**What you need to do**:
Return every entry exactly as written.

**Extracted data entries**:

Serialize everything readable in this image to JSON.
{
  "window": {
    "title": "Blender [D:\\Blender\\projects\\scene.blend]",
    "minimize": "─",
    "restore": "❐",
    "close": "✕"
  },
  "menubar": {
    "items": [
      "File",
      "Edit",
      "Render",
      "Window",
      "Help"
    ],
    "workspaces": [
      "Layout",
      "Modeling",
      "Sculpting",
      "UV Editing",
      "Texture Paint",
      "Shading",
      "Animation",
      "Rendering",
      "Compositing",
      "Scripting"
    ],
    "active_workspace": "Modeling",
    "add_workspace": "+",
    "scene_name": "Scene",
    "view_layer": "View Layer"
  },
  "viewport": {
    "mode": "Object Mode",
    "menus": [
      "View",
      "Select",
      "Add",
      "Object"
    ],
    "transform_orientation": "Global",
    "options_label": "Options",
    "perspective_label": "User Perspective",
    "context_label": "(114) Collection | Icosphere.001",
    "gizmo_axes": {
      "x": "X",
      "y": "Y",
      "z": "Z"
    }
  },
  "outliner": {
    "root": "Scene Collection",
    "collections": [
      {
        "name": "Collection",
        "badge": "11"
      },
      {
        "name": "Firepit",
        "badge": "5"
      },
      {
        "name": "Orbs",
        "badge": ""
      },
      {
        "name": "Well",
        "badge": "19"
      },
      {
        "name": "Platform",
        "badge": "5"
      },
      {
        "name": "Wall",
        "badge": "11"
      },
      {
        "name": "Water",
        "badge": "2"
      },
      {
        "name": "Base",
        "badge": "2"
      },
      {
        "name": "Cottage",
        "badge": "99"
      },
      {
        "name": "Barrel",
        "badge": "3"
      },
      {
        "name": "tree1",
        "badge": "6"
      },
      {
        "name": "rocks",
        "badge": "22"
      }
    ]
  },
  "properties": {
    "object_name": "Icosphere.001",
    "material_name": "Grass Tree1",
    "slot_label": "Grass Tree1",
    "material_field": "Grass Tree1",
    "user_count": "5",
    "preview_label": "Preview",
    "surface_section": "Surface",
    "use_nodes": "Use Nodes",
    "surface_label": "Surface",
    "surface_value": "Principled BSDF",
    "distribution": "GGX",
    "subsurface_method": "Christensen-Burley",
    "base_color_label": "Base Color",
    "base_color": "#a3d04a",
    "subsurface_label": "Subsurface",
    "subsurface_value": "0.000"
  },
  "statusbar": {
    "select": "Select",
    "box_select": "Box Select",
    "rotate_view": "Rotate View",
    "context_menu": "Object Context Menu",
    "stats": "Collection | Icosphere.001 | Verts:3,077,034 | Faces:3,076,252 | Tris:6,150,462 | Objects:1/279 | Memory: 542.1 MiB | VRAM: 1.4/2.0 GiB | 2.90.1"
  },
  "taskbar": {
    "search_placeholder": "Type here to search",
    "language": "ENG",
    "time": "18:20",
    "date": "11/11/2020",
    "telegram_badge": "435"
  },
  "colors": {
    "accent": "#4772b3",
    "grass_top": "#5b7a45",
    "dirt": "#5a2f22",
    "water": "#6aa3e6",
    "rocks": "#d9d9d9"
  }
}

**Problem solution**:
Serialize everything readable in this image to JSON.
{
  "window": {
    "title": "Blender [D:\\Blender\\projects\\scene.blend]",
    "minimize": "─",
    "restore": "❐",
    "close": "✕"
  },
  "menubar": {
    "items": [
      "File",
      "Edit",
      "Render",
      "Window",
      "Help"
    ],
    "workspaces": [
      "Layout",
      "Modeling",
      "Sculpting",
      "UV Editing",
      "Texture Paint",
      "Shading",
      "Animation",
      "Rendering",
      "Compositing",
      "Scripting"
    ],
    "active_workspace": "Modeling",
    "add_workspace": "+",
    "scene_name": "Scene",
    "view_layer": "View Layer"
  },
  "viewport": {
    "mode": "Object Mode",
    "menus": [
      "View",
      "Select",
      "Add",
      "Object"
    ],
    "transform_orientation": "Global",
    "options_label": "Options",
    "perspective_label": "User Perspective",
    "context_label": "(114) Collection | Icosphere.001",
    "gizmo_axes": {
      "x": "X",
      "y": "Y",
      "z": "Z"
    }
  },
  "outliner": {
    "root": "Scene Collection",
    "collections": [
      {
        "name": "Collection",
        "badge": "11"
      },
      {
        "name": "Firepit",
        "badge": "5"
      },
      {
        "name": "Orbs",
        "badge": ""
      },
      {
        "name": "Well",
        "badge": "19"
      },
      {
        "name": "Platform",
        "badge": "5"
      },
      {
        "name": "Wall",
        "badge": "11"
      },
      {
        "name": "Water",
        "badge": "2"
      },
      {
        "name": "Base",
        "badge": "2"
      },
      {
        "name": "Cottage",
        "badge": "99"
      },
      {
        "name": "Barrel",
        "badge": "3"
      },
      {
        "name": "tree1",
        "badge": "6"
      },
      {
        "name": "rocks",
        "badge": "22"
      }
    ]
  },
  "properties": {
    "object_name": "Icosphere.001",
    "material_name": "Grass Tree1",
    "slot_label": "Grass Tree1",
    "material_field": "Grass Tree1",
    "user_count": "5",
    "preview_label": "Preview",
    "surface_section": "Surface",
    "use_nodes": "Use Nodes",
    "surface_label": "Surface",
    "surface_value": "Principled BSDF",
    "distribution": "GGX",
    "subsurface_method": "Christensen-Burley",
    "base_color_label": "Base Color",
    "base_color": "#a3d04a",
    "subsurface_label": "Subsurface",
    "subsurface_value": "0.000"
  },
  "statusbar": {
    "select": "Select",
    "box_select": "Box Select",
    "rotate_view": "Rotate View",
    "context_menu": "Object Context Menu",
    "stats": "Collection | Icosphere.001 | Verts:3,077,034 | Faces:3,076,252 | Tris:6,150,462 | Objects:1/279 | Memory: 542.1 MiB | VRAM: 1.4/2.0 GiB | 2.90.1"
  },
  "taskbar": {
    "search_placeholder": "Type here to search",
    "language": "ENG",
    "time": "18:20",
    "date": "11/11/2020",
    "telegram_badge": "435"
  },
  "colors": {
    "accent": "#4772b3",
    "grass_top": "#5b7a45",
    "dirt": "#5a2f22",
    "water": "#6aa3e6",
    "rocks": "#d9d9d9"
  }
}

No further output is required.